### What to work on
Below is a listing; copy all of it exactly.

### The input

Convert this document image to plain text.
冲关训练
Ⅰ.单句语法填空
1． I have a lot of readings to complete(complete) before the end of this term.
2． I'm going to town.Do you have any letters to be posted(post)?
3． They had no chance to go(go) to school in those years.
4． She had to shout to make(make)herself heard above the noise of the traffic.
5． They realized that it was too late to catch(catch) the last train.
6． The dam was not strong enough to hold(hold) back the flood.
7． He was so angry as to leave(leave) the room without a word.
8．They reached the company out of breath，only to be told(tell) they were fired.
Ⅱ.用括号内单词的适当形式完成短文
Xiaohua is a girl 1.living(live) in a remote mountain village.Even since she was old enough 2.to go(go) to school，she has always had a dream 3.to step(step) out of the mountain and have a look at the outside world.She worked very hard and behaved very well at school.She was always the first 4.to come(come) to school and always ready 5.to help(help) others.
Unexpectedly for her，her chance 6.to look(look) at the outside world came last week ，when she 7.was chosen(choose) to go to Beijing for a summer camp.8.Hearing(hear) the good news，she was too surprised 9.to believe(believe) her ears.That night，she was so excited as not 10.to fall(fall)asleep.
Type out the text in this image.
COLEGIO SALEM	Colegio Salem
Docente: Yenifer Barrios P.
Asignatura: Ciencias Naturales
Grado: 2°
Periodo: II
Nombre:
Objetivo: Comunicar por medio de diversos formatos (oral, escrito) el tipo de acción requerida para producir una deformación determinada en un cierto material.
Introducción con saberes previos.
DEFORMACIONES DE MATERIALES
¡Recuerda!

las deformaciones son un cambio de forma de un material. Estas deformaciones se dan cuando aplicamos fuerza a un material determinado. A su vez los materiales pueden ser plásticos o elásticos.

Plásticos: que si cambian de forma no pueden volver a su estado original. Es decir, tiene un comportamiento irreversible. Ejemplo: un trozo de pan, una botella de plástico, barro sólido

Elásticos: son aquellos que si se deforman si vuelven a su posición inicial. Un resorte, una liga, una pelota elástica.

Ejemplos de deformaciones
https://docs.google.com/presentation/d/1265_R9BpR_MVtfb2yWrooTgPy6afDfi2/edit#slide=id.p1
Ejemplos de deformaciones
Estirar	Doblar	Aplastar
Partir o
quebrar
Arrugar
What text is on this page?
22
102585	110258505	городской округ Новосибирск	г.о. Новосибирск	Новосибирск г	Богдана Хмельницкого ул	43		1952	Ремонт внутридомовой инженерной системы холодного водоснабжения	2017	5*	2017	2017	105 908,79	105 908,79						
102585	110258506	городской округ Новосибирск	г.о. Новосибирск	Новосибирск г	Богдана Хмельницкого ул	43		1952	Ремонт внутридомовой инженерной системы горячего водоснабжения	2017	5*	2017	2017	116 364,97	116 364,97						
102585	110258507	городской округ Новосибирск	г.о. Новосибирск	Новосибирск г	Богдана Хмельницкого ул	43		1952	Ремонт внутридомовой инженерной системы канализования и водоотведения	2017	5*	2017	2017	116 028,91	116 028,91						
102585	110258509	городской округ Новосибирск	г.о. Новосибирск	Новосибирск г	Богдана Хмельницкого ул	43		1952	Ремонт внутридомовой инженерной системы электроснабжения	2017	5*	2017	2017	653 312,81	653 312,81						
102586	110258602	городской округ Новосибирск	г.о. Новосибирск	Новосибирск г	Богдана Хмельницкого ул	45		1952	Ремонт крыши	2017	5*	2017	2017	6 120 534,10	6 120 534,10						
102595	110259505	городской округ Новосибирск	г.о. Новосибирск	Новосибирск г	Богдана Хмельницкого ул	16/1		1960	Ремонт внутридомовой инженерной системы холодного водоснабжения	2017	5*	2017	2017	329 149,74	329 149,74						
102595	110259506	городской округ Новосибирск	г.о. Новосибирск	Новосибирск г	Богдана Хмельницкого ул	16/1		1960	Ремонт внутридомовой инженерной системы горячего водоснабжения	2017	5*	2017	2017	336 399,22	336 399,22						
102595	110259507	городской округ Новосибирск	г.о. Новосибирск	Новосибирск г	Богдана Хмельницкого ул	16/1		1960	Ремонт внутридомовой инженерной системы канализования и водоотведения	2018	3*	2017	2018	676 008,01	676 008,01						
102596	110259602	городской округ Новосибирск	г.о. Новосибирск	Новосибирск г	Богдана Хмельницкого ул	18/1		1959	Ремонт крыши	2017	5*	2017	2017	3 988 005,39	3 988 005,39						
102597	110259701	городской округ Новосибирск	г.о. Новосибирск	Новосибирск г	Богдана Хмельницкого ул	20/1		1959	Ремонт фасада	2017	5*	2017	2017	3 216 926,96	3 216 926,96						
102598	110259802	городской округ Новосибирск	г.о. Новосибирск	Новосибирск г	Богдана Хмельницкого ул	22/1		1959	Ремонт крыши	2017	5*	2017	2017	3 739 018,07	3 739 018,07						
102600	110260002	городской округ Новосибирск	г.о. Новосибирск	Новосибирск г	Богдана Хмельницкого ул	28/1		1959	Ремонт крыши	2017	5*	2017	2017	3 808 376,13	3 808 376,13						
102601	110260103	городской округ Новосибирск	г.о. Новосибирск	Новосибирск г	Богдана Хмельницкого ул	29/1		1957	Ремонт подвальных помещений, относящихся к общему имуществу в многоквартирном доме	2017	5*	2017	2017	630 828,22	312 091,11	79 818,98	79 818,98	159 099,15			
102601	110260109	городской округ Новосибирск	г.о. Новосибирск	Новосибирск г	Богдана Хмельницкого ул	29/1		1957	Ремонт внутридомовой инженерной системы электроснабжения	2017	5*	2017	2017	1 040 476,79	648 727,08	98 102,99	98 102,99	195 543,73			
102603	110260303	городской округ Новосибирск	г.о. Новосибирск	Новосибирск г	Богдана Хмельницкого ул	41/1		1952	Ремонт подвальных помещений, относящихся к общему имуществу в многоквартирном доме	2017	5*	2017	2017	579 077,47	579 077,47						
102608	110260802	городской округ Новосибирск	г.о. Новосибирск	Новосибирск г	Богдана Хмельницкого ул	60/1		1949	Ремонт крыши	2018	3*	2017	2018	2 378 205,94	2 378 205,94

### Full answer
Convert this document image to plain text.
冲关训练
Ⅰ.单句语法填空
1． I have a lot of readings to complete(complete) before the end of this term.
2． I'm going to town.Do you have any letters to be posted(post)?
3． They had no chance to go(go) to school in those years.
4． She had to shout to make(make)herself heard above the noise of the traffic.
5． They realized that it was too late to catch(catch) the last train.
6． The dam was not strong enough to hold(hold) back the flood.
7． He was so angry as to leave(leave) the room without a word.
8．They reached the company out of breath，only to be told(tell) they were fired.
Ⅱ.用括号内单词的适当形式完成短文
Xiaohua is a girl 1.living(live) in a remote mountain village.Even since she was old enough 2.to go(go) to school，she has always had a dream 3.to step(step) out of the mountain and have a look at the outside world.She worked very hard and behaved very well at school.She was always the first 4.to come(come) to school and always ready 5.to help(help) others.
Unexpectedly for her，her chance 6.to look(look) at the outside world came last week ，when she 7.was chosen(choose) to go to Beijing for a summer camp.8.Hearing(hear) the good news，she was too surprised 9.to believe(believe) her ears.That night，she was so excited as not 10.to fall(fall)asleep.
Type out the text in this image.
COLEGIO SALEM	Colegio Salem
Docente: Yenifer Barrios P.
Asignatura: Ciencias Naturales
Grado: 2°
Periodo: II
Nombre:
Objetivo: Comunicar por medio de diversos formatos (oral, escrito) el tipo de acción requerida para producir una deformación determinada en un cierto material.
Introducción con saberes previos.
DEFORMACIONES DE MATERIALES
¡Recuerda!

las deformaciones son un cambio de forma de un material. Estas deformaciones se dan cuando aplicamos fuerza a un material determinado. A su vez los materiales pueden ser plásticos o elásticos.

Plásticos: que si cambian de forma no pueden volver a su estado original. Es decir, tiene un comportamiento irreversible. Ejemplo: un trozo de pan, una botella de plástico, barro sólido

Elásticos: son aquellos que si se deforman si vuelven a su posición inicial. Un resorte, una liga, una pelota elástica.

Ejemplos de deformaciones
https://docs.google.com/presentation/d/1265_R9BpR_MVtfb2yWrooTgPy6afDfi2/edit#slide=id.p1
Ejemplos de deformaciones
Estirar	Doblar	Aplastar
Partir o
quebrar
Arrugar
What text is on this page?
22
102585	110258505	городской округ Новосибирск	г.о. Новосибирск	Новосибирск г	Богдана Хмельницкого ул	43		1952	Ремонт внутридомовой инженерной системы холодного водоснабжения	2017	5*	2017	2017	105 908,79	105 908,79						
102585	110258506	городской округ Новосибирск	г.о. Новосибирск	Новосибирск г	Богдана Хмельницкого ул	43		1952	Ремонт внутридомовой инженерной системы горячего водоснабжения	2017	5*	2017	2017	116 364,97	116 364,97						
102585	110258507	городской округ Новосибирск	г.о. Новосибирск	Новосибирск г	Богдана Хмельницкого ул	43		1952	Ремонт внутридомовой инженерной системы канализования и водоотведения	2017	5*	2017	2017	116 028,91	116 028,91						
102585	110258509	городской округ Новосибирск	г.о. Новосибирск	Новосибирск г	Богдана Хмельницкого ул	43		1952	Ремонт внутридомовой инженерной системы электроснабжения	2017	5*	2017	2017	653 312,81	653 312,81						
102586	110258602	городской округ Новосибирск	г.о. Новосибирск	Новосибирск г	Богдана Хмельницкого ул	45		1952	Ремонт крыши	2017	5*	2017	2017	6 120 534,10	6 120 534,10						
102595	110259505	городской округ Новосибирск	г.о. Новосибирск	Новосибирск г	Богдана Хмельницкого ул	16/1		1960	Ремонт внутридомовой инженерной системы холодного водоснабжения	2017	5*	2017	2017	329 149,74	329 149,74						
102595	110259506	городской округ Новосибирск	г.о. Новосибирск	Новосибирск г	Богдана Хмельницкого ул	16/1		1960	Ремонт внутридомовой инженерной системы горячего водоснабжения	2017	5*	2017	2017	336 399,22	336 399,22						
102595	110259507	городской округ Новосибирск	г.о. Новосибирск	Новосибирск г	Богдана Хмельницкого ул	16/1		1960	Ремонт внутридомовой инженерной системы канализования и водоотведения	2018	3*	2017	2018	676 008,01	676 008,01						
102596	110259602	городской округ Новосибирск	г.о. Новосибирск	Новосибирск г	Богдана Хмельницкого ул	18/1		1959	Ремонт крыши	2017	5*	2017	2017	3 988 005,39	3 988 005,39						
102597	110259701	городской округ Новосибирск	г.о. Новосибирск	Новосибирск г	Богдана Хмельницкого ул	20/1		1959	Ремонт фасада	2017	5*	2017	2017	3 216 926,96	3 216 926,96						
102598	110259802	городской округ Новосибирск	г.о. Новосибирск	Новосибирск г	Богдана Хмельницкого ул	22/1		1959	Ремонт крыши	2017	5*	2017	2017	3 739 018,07	3 739 018,07						
102600	110260002	городской округ Новосибирск	г.о. Новосибирск	Новосибирск г	Богдана Хмельницкого ул	28/1		1959	Ремонт крыши	2017	5*	2017	2017	3 808 376,13	3 808 376,13						
102601	110260103	городской округ Новосибирск	г.о. Новосибирск	Новосибирск г	Богдана Хмельницкого ул	29/1		1957	Ремонт подвальных помещений, относящихся к общему имуществу в многоквартирном доме	2017	5*	2017	2017	630 828,22	312 091,11	79 818,98	79 818,98	159 099,15			
102601	110260109	городской округ Новосибирск	г.о. Новосибирск	Новосибирск г	Богдана Хмельницкого ул	29/1		1957	Ремонт внутридомовой инженерной системы электроснабжения	2017	5*	2017	2017	1 040 476,79	648 727,08	98 102,99	98 102,99	195 543,73			
102603	110260303	городской округ Новосибирск	г.о. Новосибирск	Новосибирск г	Богдана Хмельницкого ул	41/1		1952	Ремонт подвальных помещений, относящихся к общему имуществу в многоквартирном доме	2017	5*	2017	2017	579 077,47	579 077,47						
102608	110260802	городской округ Новосибирск	г.о. Новосибирск	Новосибирск г	Богдана Хмельницкого ул	60/1		1949	Ремонт крыши	2018	3*	2017	2018	2 378 205,94	2 378 205,94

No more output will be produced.